| Work order |
Count the lines in the records below that contain the word "content", and reply with only that number.

| Data shown |
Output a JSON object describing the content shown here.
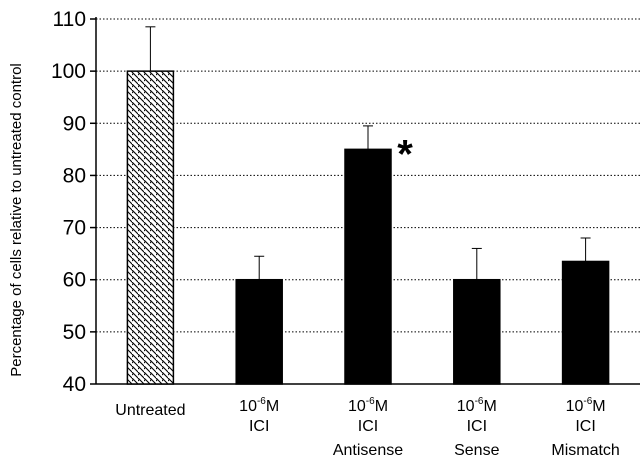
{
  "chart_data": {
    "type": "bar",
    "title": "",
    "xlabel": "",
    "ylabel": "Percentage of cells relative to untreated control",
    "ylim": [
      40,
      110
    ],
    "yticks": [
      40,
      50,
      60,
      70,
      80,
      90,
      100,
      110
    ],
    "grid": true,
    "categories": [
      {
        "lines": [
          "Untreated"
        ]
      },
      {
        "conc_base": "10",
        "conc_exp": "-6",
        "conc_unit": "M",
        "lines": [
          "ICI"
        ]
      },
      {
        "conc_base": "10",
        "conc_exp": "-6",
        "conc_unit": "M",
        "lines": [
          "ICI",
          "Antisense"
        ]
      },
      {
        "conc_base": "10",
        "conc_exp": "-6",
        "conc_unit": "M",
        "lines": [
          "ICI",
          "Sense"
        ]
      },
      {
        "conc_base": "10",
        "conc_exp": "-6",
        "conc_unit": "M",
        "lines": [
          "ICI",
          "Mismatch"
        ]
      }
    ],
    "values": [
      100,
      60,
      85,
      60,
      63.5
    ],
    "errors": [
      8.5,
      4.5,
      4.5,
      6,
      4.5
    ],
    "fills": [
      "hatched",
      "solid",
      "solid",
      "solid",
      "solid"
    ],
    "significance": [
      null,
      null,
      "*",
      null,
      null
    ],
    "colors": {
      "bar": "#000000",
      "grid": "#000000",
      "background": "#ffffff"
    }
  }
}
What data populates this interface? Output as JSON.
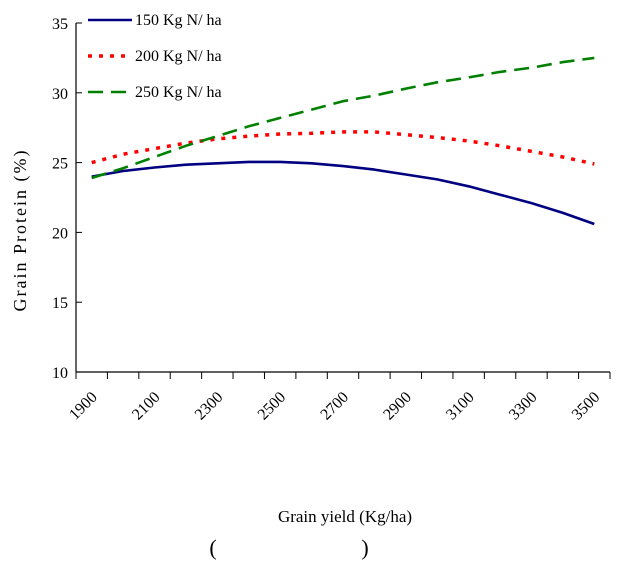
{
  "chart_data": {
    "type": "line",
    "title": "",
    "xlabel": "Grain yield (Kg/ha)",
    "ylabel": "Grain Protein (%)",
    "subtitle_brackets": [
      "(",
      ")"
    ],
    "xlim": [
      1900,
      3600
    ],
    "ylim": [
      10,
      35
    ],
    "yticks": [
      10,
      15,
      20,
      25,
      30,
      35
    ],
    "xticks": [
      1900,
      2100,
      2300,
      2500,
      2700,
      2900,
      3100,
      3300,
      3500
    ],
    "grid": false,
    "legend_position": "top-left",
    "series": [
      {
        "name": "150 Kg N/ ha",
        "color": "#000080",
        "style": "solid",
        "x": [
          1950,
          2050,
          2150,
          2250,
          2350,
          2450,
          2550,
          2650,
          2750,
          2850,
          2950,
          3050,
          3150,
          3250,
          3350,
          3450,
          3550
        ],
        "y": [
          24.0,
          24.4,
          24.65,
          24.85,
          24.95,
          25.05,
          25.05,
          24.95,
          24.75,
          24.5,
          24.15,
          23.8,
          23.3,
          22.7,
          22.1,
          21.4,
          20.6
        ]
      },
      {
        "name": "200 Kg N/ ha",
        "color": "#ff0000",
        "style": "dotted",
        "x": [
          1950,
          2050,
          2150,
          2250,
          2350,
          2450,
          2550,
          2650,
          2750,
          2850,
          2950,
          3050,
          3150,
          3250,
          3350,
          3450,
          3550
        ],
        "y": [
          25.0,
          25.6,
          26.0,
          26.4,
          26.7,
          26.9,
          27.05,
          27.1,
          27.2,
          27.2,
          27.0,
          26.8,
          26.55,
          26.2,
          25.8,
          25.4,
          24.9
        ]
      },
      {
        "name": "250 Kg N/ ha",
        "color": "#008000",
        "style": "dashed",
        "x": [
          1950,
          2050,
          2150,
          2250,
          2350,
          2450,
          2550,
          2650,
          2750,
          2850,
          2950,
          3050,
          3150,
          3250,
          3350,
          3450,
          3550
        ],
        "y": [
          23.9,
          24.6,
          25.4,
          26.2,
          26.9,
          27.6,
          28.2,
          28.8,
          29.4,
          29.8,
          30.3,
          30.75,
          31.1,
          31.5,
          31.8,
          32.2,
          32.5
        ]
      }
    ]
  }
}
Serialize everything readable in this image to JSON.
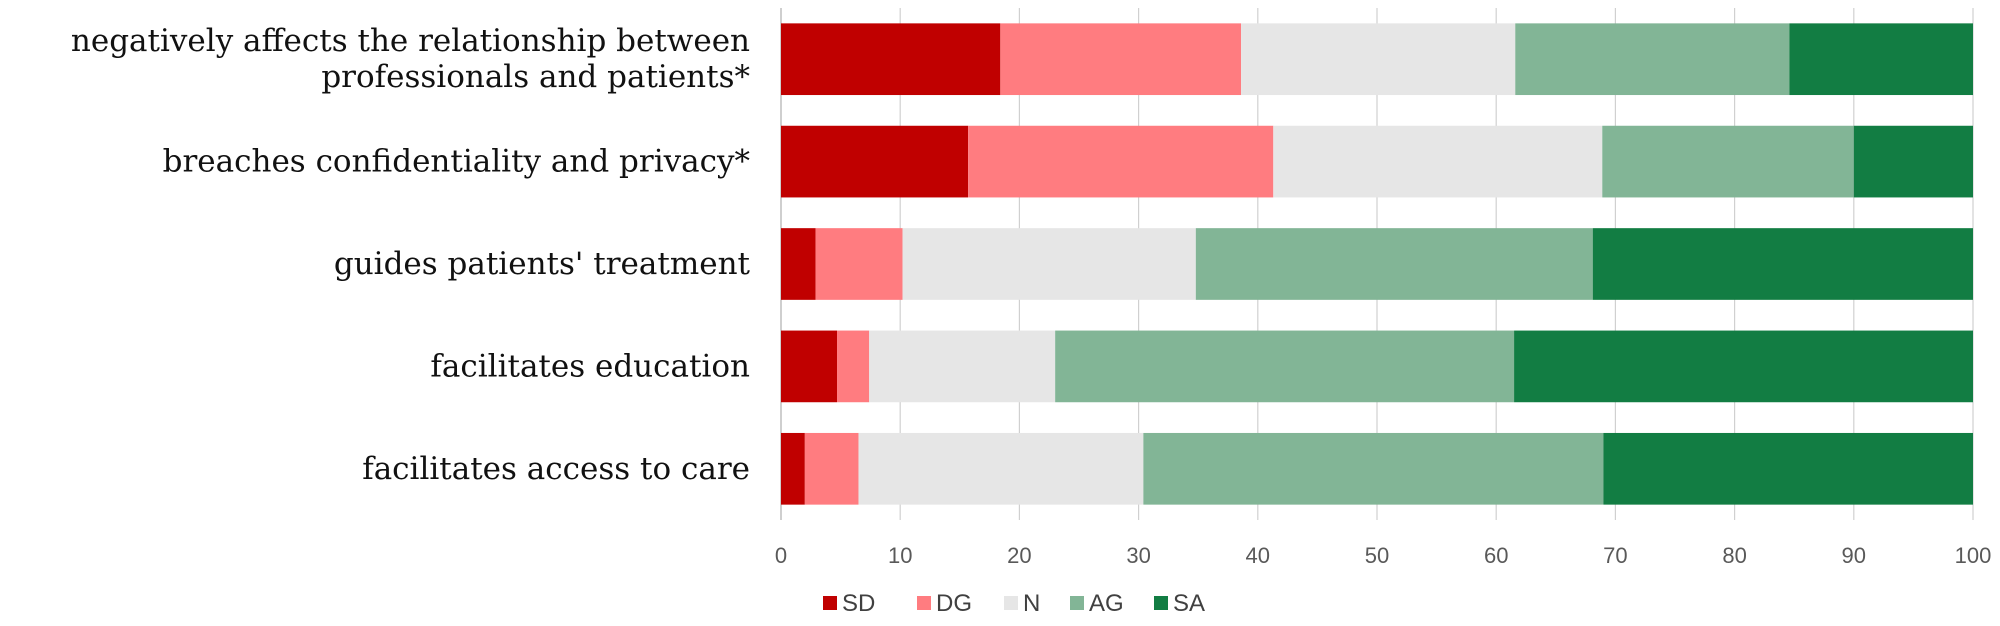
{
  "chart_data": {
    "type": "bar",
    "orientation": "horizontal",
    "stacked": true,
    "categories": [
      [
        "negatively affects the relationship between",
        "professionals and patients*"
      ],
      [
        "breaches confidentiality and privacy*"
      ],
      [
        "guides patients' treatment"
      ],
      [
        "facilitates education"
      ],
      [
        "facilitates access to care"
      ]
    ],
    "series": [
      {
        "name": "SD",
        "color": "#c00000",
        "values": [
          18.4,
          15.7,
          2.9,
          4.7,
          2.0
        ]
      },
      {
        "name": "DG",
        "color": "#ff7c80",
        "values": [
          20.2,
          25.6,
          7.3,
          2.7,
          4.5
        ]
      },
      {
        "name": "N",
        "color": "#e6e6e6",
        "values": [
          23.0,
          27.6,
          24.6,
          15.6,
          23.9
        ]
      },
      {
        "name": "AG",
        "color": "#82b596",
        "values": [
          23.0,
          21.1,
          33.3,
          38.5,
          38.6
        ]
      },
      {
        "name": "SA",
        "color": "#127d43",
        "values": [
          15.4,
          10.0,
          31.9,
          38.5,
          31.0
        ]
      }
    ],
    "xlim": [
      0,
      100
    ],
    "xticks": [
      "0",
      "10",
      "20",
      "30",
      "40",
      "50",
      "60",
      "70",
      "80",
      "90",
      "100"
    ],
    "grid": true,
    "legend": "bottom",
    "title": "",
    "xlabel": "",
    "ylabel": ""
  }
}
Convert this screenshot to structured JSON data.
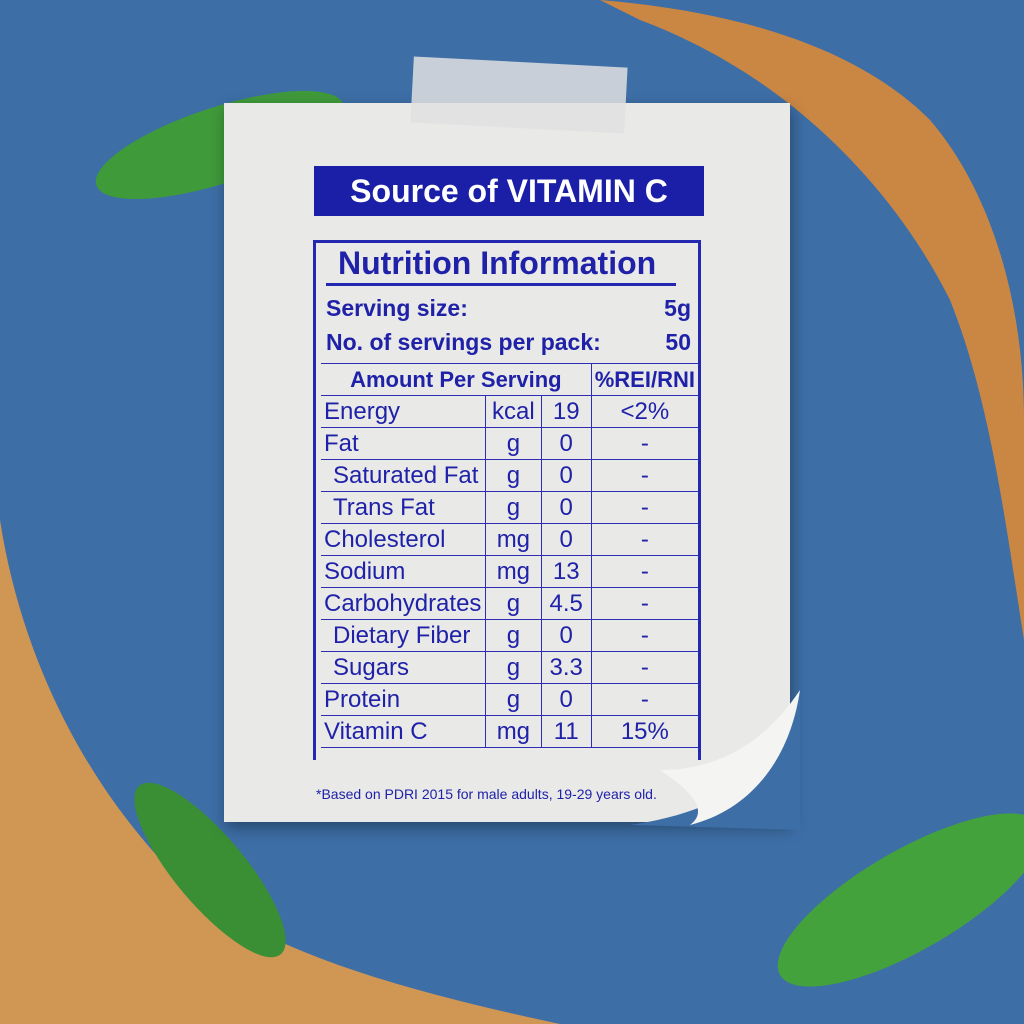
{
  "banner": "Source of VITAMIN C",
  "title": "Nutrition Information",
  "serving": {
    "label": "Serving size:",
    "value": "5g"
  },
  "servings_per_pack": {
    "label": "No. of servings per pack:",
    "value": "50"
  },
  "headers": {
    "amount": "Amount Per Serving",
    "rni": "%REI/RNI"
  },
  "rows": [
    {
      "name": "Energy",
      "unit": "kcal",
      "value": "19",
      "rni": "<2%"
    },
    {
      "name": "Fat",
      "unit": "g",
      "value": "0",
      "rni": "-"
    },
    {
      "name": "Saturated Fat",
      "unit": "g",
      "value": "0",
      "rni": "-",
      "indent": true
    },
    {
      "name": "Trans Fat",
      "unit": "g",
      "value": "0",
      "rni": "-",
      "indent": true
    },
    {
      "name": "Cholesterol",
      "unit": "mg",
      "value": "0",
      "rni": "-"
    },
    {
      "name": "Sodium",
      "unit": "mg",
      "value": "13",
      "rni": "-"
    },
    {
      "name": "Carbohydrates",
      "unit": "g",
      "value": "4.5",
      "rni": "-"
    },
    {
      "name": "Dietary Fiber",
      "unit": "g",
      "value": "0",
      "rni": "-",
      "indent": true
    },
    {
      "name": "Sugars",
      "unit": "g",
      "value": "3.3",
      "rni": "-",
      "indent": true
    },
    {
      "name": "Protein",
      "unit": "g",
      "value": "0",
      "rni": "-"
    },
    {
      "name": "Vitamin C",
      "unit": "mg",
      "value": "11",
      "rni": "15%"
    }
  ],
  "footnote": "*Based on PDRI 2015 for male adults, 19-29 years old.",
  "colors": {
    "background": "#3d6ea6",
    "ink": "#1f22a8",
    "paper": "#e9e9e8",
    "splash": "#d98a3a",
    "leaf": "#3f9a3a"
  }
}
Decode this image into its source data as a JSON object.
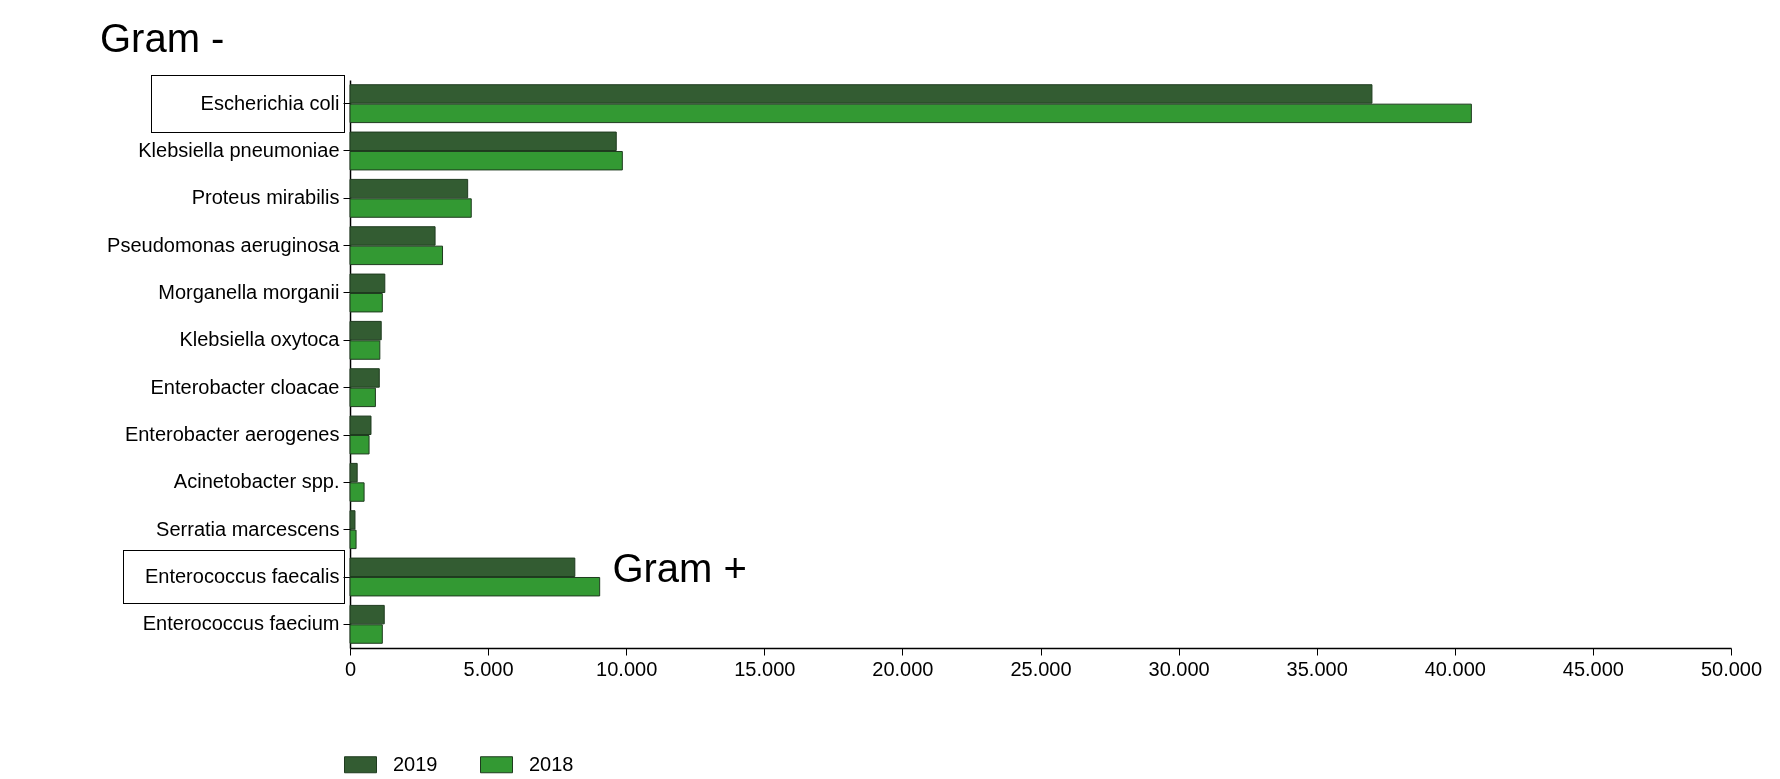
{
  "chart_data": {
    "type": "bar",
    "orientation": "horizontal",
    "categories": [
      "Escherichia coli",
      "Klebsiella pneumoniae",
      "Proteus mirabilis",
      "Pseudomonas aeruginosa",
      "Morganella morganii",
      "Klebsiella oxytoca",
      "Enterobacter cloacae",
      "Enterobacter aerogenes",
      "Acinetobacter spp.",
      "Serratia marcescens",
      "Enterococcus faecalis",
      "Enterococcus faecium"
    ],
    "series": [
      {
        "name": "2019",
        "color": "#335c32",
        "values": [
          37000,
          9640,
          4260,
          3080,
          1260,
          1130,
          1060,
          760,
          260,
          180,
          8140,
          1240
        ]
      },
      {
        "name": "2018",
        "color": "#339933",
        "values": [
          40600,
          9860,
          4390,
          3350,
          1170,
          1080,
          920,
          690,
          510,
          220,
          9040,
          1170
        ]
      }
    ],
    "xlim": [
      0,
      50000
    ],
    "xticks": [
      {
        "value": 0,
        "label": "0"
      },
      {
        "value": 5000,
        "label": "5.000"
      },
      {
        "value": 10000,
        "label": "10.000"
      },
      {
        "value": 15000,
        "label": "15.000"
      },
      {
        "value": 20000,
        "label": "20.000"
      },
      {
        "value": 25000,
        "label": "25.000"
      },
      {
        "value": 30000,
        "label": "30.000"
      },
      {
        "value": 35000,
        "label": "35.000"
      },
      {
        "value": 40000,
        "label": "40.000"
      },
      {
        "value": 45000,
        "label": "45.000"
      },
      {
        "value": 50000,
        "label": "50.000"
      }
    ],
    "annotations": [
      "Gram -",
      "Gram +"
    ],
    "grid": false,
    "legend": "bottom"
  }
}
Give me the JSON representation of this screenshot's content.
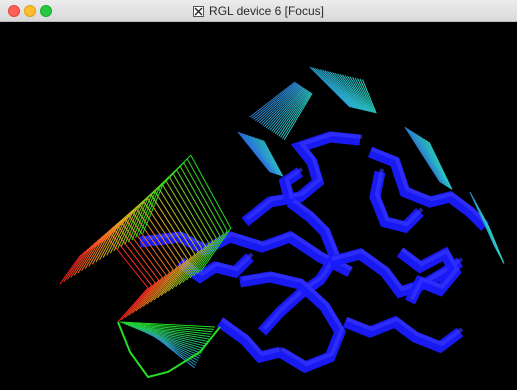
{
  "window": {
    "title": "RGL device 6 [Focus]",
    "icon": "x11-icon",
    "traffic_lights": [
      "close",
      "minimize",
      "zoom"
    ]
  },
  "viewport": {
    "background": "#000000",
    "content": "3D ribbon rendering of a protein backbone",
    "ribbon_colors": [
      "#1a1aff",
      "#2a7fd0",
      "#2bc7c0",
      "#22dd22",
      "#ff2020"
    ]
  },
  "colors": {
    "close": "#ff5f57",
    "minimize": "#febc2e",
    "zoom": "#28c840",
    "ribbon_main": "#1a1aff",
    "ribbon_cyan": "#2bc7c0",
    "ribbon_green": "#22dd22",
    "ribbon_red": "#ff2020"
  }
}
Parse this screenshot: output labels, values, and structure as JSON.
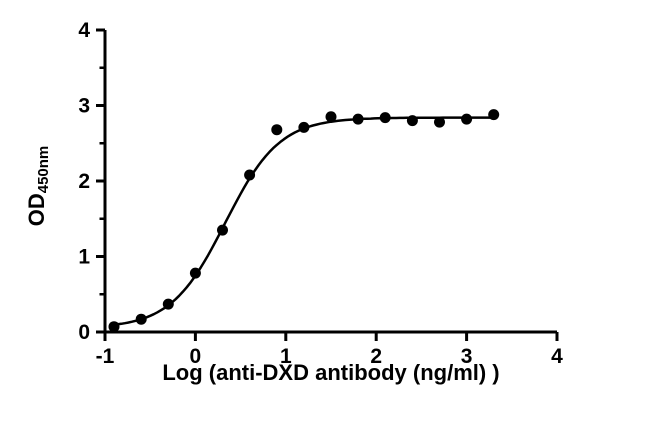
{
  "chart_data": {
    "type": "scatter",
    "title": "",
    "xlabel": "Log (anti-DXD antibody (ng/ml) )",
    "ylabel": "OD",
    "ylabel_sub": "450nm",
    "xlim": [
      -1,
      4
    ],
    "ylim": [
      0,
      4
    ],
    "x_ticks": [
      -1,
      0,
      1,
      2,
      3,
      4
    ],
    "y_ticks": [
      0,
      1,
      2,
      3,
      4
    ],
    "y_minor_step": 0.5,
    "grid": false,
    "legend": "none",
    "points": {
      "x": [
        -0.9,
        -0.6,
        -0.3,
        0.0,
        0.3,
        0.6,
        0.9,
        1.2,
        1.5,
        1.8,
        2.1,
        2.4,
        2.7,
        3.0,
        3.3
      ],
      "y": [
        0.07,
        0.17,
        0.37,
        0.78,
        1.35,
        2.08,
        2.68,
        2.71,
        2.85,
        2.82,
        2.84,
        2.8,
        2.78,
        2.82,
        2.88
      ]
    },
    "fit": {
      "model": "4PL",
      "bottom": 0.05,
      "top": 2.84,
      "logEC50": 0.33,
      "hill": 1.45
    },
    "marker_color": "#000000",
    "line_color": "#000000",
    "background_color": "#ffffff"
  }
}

| Exercise output |
3